## start

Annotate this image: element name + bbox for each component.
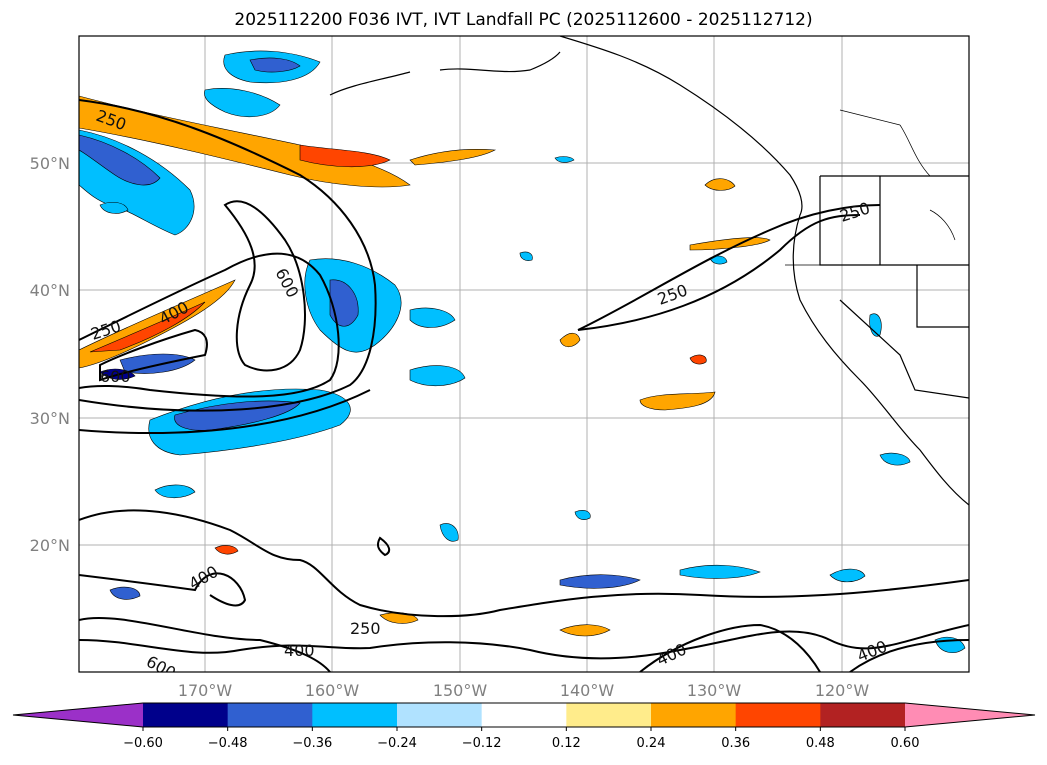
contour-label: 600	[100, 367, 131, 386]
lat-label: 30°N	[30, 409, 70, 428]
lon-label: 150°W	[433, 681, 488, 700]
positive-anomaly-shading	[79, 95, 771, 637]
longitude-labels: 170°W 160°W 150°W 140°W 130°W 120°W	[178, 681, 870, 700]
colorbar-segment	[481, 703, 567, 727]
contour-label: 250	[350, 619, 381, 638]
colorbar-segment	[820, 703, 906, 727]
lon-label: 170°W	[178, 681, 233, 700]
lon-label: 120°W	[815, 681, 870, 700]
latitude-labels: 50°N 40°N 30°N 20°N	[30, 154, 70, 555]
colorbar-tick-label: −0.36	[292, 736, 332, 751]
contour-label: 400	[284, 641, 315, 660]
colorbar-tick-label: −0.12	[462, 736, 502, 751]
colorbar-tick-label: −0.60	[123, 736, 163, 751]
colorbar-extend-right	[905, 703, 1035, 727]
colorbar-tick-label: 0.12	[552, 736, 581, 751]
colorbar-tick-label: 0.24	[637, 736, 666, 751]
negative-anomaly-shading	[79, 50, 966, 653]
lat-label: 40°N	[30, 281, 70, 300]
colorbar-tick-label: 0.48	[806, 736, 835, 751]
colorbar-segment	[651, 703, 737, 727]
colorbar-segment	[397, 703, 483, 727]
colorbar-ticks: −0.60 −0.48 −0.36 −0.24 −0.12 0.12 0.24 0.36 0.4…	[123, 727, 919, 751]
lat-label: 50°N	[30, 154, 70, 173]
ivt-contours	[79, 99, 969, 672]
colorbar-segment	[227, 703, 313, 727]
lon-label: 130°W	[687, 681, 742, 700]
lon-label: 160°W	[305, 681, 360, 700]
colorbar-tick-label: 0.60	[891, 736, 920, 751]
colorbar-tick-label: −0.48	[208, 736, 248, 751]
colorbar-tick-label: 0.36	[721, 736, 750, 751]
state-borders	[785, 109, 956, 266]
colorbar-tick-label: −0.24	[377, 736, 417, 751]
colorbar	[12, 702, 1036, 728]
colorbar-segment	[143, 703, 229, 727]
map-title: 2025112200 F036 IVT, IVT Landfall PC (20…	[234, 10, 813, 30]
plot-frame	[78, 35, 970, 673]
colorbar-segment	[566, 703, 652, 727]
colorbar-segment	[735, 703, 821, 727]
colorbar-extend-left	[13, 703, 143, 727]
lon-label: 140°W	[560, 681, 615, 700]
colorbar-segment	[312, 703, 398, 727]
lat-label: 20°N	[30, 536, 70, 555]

## end

### [TASK DIRECTIONS]
Rewrite every line of the records above as a numbered list, skipping blank lines and omitting the pictures.

### [EXERCISE RESPONSE]
1. Annotate this image: element name + bbox for each component.
2. contour-label: 600	[100, 367, 131, 386]
3. lat-label: 30°N	[30, 409, 70, 428]
4. lon-label: 150°W	[433, 681, 488, 700]
5. positive-anomaly-shading	[79, 95, 771, 637]
6. longitude-labels: 170°W 160°W 150°W 140°W 130°W 120°W	[178, 681, 870, 700]
7. colorbar-segment	[481, 703, 567, 727]
8. contour-label: 250	[350, 619, 381, 638]
9. colorbar-segment	[820, 703, 906, 727]
10. lon-label: 170°W	[178, 681, 233, 700]
11. lon-label: 120°W	[815, 681, 870, 700]
12. latitude-labels: 50°N 40°N 30°N 20°N	[30, 154, 70, 555]
13. colorbar-tick-label: −0.36	[292, 736, 332, 751]
14. contour-label: 400	[284, 641, 315, 660]
15. colorbar-tick-label: −0.12	[462, 736, 502, 751]
16. colorbar-tick-label: −0.60	[123, 736, 163, 751]
17. colorbar-extend-right	[905, 703, 1035, 727]
18. colorbar-tick-label: 0.12	[552, 736, 581, 751]
19. colorbar-tick-label: 0.24	[637, 736, 666, 751]
20. negative-anomaly-shading	[79, 50, 966, 653]
21. lat-label: 40°N	[30, 281, 70, 300]
22. colorbar-tick-label: 0.48	[806, 736, 835, 751]
23. colorbar-segment	[651, 703, 737, 727]
24. colorbar-segment	[397, 703, 483, 727]
25. colorbar-ticks: −0.60 −0.48 −0.36 −0.24 −0.12 0.12 0.24 0.36 0.4…	[123, 727, 919, 751]
26. lat-label: 50°N	[30, 154, 70, 173]
27. ivt-contours	[79, 99, 969, 672]
28. colorbar-segment	[227, 703, 313, 727]
29. lon-label: 130°W	[687, 681, 742, 700]
30. lon-label: 160°W	[305, 681, 360, 700]
31. colorbar-tick-label: 0.60	[891, 736, 920, 751]
32. colorbar-tick-label: −0.48	[208, 736, 248, 751]
33. colorbar-tick-label: 0.36	[721, 736, 750, 751]
34. state-borders	[785, 109, 956, 266]
35. colorbar-tick-label: −0.24	[377, 736, 417, 751]
36. colorbar	[12, 702, 1036, 728]
37. colorbar-segment	[143, 703, 229, 727]
38. map-title: 2025112200 F036 IVT, IVT Landfall PC (20…	[234, 10, 813, 30]
39. plot-frame	[78, 35, 970, 673]
40. colorbar-segment	[566, 703, 652, 727]
41. colorbar-segment	[735, 703, 821, 727]
42. colorbar-extend-left	[13, 703, 143, 727]
43. lon-label: 140°W	[560, 681, 615, 700]
44. colorbar-segment	[312, 703, 398, 727]
45. lat-label: 20°N	[30, 536, 70, 555]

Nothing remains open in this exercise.